• **Exercise instructions**
Go through the listing and set it down exactly, leaving out its pictures.

• **Excerpts from a figure dataset**

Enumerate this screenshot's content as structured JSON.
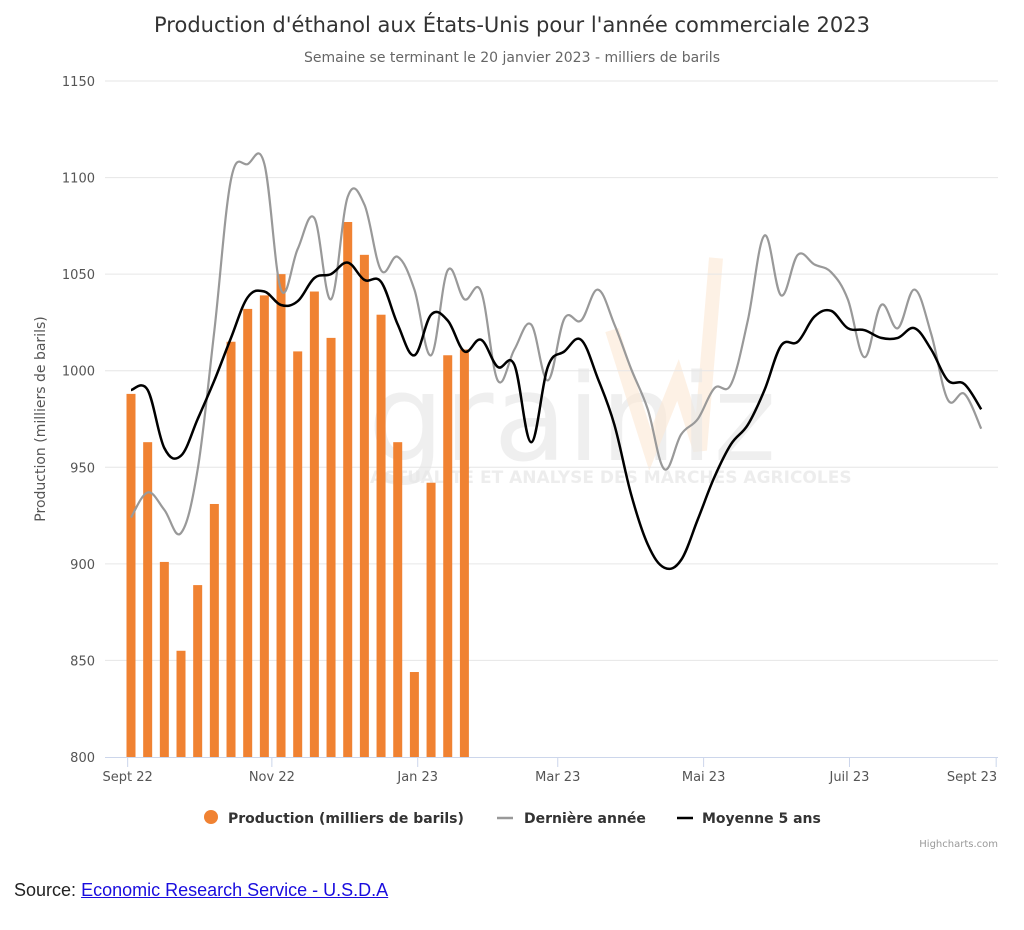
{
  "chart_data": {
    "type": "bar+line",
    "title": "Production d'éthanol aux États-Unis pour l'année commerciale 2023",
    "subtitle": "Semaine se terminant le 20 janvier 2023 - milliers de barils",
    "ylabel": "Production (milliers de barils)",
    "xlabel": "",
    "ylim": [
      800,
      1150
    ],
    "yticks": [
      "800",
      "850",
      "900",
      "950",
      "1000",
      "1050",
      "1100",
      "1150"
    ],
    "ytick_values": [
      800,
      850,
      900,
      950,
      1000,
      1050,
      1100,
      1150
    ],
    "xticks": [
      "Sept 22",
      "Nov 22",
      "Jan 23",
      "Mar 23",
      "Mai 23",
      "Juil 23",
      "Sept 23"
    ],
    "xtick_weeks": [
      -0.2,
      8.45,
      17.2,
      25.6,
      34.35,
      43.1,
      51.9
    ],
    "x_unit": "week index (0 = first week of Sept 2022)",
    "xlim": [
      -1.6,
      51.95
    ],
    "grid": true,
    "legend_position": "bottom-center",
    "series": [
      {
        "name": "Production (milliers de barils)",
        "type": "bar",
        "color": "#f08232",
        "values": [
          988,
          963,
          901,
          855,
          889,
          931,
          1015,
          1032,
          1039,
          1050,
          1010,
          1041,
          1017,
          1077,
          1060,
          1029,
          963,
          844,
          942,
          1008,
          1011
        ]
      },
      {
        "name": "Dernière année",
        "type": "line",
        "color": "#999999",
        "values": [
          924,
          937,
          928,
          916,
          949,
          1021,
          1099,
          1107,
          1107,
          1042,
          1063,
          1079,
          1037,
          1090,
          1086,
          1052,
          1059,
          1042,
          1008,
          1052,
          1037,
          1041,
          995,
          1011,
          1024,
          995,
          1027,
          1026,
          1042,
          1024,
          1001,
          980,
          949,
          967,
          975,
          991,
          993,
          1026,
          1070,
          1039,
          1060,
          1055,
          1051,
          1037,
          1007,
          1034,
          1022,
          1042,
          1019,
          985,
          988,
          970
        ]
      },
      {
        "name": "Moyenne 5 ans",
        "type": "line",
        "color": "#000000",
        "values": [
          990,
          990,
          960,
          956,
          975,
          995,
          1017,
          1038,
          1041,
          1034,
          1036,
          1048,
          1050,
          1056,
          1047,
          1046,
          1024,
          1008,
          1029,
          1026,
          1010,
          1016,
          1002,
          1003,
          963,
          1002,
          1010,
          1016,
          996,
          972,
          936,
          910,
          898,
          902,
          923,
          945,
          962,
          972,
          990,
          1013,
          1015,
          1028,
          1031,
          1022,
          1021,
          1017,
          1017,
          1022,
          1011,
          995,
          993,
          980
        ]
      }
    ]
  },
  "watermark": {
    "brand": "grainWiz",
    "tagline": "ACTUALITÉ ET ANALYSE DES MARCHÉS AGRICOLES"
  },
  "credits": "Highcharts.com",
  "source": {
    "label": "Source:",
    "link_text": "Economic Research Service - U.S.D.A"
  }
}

• **Result of the exercise**
Enumerate this screenshot's content as structured JSON.
{
  "chart_data": {
    "type": "bar+line",
    "title": "Production d'éthanol aux États-Unis pour l'année commerciale 2023",
    "subtitle": "Semaine se terminant le 20 janvier 2023 - milliers de barils",
    "ylabel": "Production (milliers de barils)",
    "xlabel": "",
    "ylim": [
      800,
      1150
    ],
    "yticks": [
      "800",
      "850",
      "900",
      "950",
      "1000",
      "1050",
      "1100",
      "1150"
    ],
    "ytick_values": [
      800,
      850,
      900,
      950,
      1000,
      1050,
      1100,
      1150
    ],
    "xticks": [
      "Sept 22",
      "Nov 22",
      "Jan 23",
      "Mar 23",
      "Mai 23",
      "Juil 23",
      "Sept 23"
    ],
    "xtick_weeks": [
      -0.2,
      8.45,
      17.2,
      25.6,
      34.35,
      43.1,
      51.9
    ],
    "x_unit": "week index (0 = first week of Sept 2022)",
    "xlim": [
      -1.6,
      51.95
    ],
    "grid": true,
    "legend_position": "bottom-center",
    "series": [
      {
        "name": "Production (milliers de barils)",
        "type": "bar",
        "color": "#f08232",
        "values": [
          988,
          963,
          901,
          855,
          889,
          931,
          1015,
          1032,
          1039,
          1050,
          1010,
          1041,
          1017,
          1077,
          1060,
          1029,
          963,
          844,
          942,
          1008,
          1011
        ]
      },
      {
        "name": "Dernière année",
        "type": "line",
        "color": "#999999",
        "values": [
          924,
          937,
          928,
          916,
          949,
          1021,
          1099,
          1107,
          1107,
          1042,
          1063,
          1079,
          1037,
          1090,
          1086,
          1052,
          1059,
          1042,
          1008,
          1052,
          1037,
          1041,
          995,
          1011,
          1024,
          995,
          1027,
          1026,
          1042,
          1024,
          1001,
          980,
          949,
          967,
          975,
          991,
          993,
          1026,
          1070,
          1039,
          1060,
          1055,
          1051,
          1037,
          1007,
          1034,
          1022,
          1042,
          1019,
          985,
          988,
          970
        ]
      },
      {
        "name": "Moyenne 5 ans",
        "type": "line",
        "color": "#000000",
        "values": [
          990,
          990,
          960,
          956,
          975,
          995,
          1017,
          1038,
          1041,
          1034,
          1036,
          1048,
          1050,
          1056,
          1047,
          1046,
          1024,
          1008,
          1029,
          1026,
          1010,
          1016,
          1002,
          1003,
          963,
          1002,
          1010,
          1016,
          996,
          972,
          936,
          910,
          898,
          902,
          923,
          945,
          962,
          972,
          990,
          1013,
          1015,
          1028,
          1031,
          1022,
          1021,
          1017,
          1017,
          1022,
          1011,
          995,
          993,
          980
        ]
      }
    ]
  },
  "watermark": {
    "brand": "grainWiz",
    "tagline": "ACTUALITÉ ET ANALYSE DES MARCHÉS AGRICOLES"
  },
  "credits": "Highcharts.com",
  "source": {
    "label": "Source:",
    "link_text": "Economic Research Service - U.S.D.A"
  }
}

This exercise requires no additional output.